Exercise directions: Give the number of lines that hold the string "name". Nothing else is needed.

[Dataset listings of figures]
-------

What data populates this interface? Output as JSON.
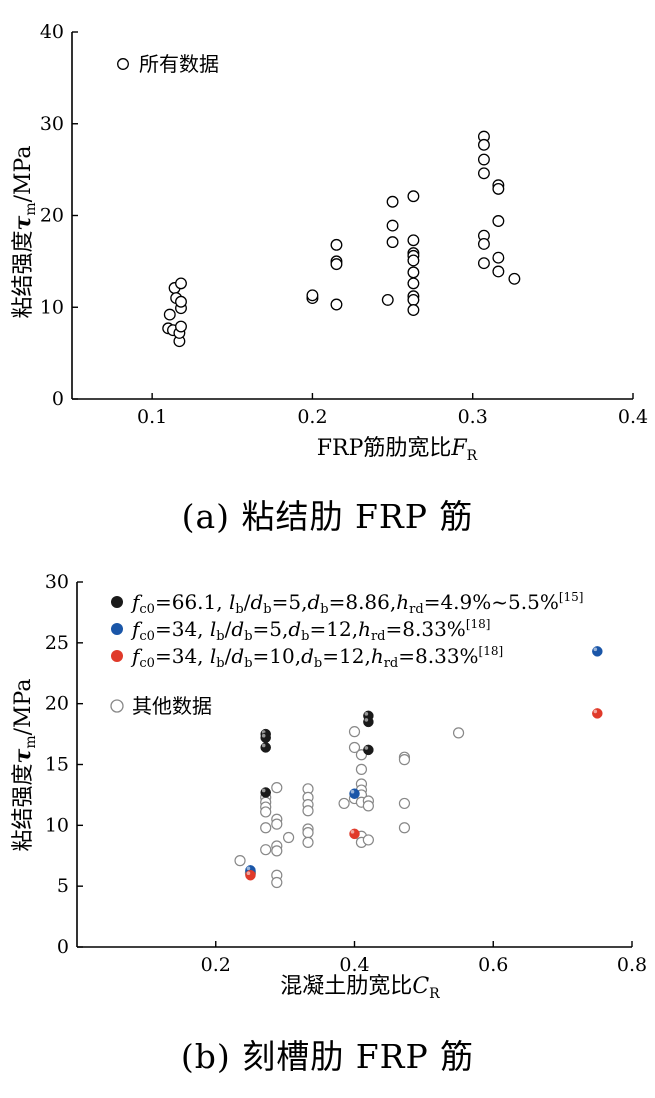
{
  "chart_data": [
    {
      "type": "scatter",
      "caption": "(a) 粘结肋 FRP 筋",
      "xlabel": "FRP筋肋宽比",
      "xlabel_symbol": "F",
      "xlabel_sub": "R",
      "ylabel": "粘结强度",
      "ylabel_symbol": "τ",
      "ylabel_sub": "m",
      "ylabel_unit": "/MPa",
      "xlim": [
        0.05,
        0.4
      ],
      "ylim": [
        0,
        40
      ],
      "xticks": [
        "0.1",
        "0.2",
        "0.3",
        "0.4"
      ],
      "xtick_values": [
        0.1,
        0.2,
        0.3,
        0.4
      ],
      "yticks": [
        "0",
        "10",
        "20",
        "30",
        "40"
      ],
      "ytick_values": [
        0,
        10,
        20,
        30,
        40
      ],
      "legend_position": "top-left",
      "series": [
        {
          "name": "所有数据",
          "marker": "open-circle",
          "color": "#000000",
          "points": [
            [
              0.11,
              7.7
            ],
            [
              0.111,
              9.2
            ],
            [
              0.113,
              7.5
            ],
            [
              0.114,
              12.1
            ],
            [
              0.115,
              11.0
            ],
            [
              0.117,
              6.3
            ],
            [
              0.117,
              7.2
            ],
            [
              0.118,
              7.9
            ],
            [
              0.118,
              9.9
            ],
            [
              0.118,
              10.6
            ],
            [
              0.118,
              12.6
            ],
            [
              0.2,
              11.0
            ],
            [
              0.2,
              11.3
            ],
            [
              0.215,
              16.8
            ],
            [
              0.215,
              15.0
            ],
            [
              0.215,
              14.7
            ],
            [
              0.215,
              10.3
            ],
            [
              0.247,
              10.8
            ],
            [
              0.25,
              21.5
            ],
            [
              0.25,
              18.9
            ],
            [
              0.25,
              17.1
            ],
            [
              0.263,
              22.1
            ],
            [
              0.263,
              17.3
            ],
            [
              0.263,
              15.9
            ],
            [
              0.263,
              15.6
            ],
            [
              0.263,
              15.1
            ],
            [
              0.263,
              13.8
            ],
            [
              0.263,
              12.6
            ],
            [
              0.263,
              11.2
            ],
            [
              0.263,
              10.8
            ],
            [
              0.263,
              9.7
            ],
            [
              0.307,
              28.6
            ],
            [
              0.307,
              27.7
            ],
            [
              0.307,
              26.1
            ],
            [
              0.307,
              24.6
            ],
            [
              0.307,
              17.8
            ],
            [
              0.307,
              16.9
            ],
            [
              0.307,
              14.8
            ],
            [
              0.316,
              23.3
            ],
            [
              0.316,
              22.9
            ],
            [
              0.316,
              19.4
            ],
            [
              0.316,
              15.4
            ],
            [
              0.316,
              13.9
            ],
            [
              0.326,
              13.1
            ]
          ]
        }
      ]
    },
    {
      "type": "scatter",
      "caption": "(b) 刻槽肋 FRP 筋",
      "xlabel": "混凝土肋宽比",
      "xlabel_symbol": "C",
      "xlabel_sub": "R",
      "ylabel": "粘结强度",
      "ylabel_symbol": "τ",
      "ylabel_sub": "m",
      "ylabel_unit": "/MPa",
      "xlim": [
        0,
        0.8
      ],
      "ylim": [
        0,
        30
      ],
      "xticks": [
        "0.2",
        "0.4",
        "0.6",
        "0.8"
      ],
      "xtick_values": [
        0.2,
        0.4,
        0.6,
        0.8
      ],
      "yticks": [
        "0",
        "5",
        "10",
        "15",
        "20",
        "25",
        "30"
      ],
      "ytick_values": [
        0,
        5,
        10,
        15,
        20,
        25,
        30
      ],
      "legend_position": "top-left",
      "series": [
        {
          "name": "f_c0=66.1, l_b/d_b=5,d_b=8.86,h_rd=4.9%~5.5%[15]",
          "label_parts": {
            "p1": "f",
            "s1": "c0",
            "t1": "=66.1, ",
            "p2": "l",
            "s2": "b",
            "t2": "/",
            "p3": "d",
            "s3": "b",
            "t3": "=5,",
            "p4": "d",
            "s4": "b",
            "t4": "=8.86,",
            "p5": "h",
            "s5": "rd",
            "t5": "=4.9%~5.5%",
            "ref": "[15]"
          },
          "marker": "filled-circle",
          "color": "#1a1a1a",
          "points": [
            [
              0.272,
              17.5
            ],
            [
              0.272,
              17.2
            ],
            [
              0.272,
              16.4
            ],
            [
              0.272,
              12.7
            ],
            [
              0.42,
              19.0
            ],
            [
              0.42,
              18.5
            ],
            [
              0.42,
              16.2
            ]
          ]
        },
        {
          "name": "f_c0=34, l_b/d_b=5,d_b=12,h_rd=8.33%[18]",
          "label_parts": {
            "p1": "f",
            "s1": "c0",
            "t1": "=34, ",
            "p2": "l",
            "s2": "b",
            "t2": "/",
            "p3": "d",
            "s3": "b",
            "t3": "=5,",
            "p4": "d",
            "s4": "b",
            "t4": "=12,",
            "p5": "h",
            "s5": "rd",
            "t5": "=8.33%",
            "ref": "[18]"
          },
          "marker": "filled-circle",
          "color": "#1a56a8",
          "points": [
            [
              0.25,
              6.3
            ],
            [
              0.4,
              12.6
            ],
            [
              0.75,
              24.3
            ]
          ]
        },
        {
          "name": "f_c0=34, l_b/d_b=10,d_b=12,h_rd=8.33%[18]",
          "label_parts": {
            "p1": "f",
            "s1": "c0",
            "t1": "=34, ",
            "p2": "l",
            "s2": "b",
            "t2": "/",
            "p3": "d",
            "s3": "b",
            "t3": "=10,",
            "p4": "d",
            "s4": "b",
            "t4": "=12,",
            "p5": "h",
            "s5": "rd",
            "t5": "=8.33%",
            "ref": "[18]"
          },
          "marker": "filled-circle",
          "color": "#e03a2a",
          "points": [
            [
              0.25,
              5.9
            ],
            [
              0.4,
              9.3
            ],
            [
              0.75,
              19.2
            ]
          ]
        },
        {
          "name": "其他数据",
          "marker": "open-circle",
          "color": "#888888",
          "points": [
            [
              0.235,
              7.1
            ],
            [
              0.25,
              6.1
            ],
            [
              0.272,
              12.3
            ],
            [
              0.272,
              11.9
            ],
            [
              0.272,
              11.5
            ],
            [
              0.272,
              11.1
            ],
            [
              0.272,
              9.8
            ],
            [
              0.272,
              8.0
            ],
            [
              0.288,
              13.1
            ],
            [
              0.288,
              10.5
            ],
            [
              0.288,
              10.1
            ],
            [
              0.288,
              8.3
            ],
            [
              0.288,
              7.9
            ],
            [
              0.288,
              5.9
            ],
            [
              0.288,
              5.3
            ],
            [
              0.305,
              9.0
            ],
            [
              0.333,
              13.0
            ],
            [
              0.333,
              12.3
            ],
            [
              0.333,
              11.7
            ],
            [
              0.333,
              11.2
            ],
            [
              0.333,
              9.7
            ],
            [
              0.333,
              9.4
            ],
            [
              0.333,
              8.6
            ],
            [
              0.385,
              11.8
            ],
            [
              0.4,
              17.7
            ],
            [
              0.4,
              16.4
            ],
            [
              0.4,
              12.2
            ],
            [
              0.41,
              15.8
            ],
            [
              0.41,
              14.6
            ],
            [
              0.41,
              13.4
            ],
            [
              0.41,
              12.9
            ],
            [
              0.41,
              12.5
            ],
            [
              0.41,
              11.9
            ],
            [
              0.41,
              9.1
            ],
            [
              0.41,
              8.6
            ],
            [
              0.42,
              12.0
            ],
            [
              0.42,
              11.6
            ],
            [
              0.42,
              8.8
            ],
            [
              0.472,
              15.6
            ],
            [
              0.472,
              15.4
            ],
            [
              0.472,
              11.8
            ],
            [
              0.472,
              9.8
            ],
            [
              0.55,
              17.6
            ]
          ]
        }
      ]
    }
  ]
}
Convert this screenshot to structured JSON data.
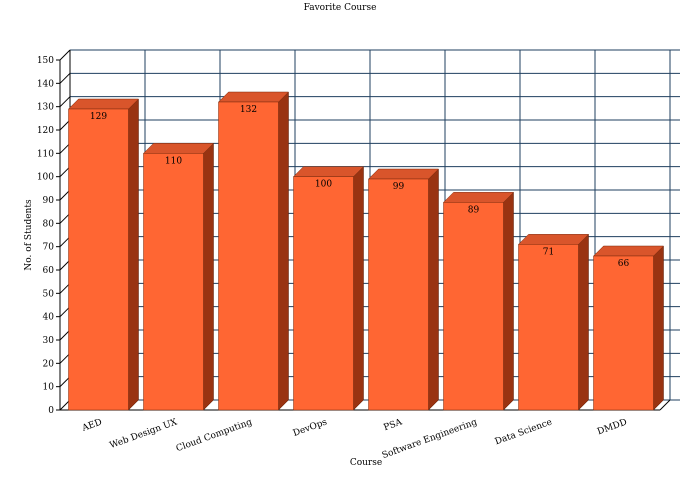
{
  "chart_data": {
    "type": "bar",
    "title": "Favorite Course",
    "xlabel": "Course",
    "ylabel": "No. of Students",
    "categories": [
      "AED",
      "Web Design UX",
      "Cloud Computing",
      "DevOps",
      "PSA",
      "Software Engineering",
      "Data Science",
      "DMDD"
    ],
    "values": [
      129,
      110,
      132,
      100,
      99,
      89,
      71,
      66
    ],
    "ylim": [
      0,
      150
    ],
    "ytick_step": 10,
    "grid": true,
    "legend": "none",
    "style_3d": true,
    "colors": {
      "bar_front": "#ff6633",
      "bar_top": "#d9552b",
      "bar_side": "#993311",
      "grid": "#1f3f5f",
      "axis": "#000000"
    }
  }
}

-------

Task result: 5